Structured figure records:

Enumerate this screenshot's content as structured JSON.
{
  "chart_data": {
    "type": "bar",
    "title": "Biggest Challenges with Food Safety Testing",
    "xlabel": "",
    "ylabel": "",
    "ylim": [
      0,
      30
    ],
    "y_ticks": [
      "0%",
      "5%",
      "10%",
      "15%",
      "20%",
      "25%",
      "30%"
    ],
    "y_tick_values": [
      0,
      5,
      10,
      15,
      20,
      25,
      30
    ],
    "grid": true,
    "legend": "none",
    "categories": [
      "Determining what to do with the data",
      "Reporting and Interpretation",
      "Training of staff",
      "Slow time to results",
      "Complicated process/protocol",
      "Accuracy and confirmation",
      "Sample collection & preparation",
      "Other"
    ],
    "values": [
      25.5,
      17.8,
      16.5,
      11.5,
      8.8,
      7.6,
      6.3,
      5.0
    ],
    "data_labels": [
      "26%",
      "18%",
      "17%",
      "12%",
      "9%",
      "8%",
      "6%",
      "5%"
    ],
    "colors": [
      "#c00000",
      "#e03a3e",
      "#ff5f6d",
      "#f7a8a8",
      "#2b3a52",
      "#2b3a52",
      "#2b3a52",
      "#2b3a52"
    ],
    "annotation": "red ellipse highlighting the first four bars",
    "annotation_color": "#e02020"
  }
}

EXERCISE:
Each line above must be reproduced exactly as it stands.

CORRECT RESPONSE:
Enumerate this screenshot's content as structured JSON.
{
  "chart_data": {
    "type": "bar",
    "title": "Biggest Challenges with Food Safety Testing",
    "xlabel": "",
    "ylabel": "",
    "ylim": [
      0,
      30
    ],
    "y_ticks": [
      "0%",
      "5%",
      "10%",
      "15%",
      "20%",
      "25%",
      "30%"
    ],
    "y_tick_values": [
      0,
      5,
      10,
      15,
      20,
      25,
      30
    ],
    "grid": true,
    "legend": "none",
    "categories": [
      "Determining what to do with the data",
      "Reporting and Interpretation",
      "Training of staff",
      "Slow time to results",
      "Complicated process/protocol",
      "Accuracy and confirmation",
      "Sample collection & preparation",
      "Other"
    ],
    "values": [
      25.5,
      17.8,
      16.5,
      11.5,
      8.8,
      7.6,
      6.3,
      5.0
    ],
    "data_labels": [
      "26%",
      "18%",
      "17%",
      "12%",
      "9%",
      "8%",
      "6%",
      "5%"
    ],
    "colors": [
      "#c00000",
      "#e03a3e",
      "#ff5f6d",
      "#f7a8a8",
      "#2b3a52",
      "#2b3a52",
      "#2b3a52",
      "#2b3a52"
    ],
    "annotation": "red ellipse highlighting the first four bars",
    "annotation_color": "#e02020"
  }
}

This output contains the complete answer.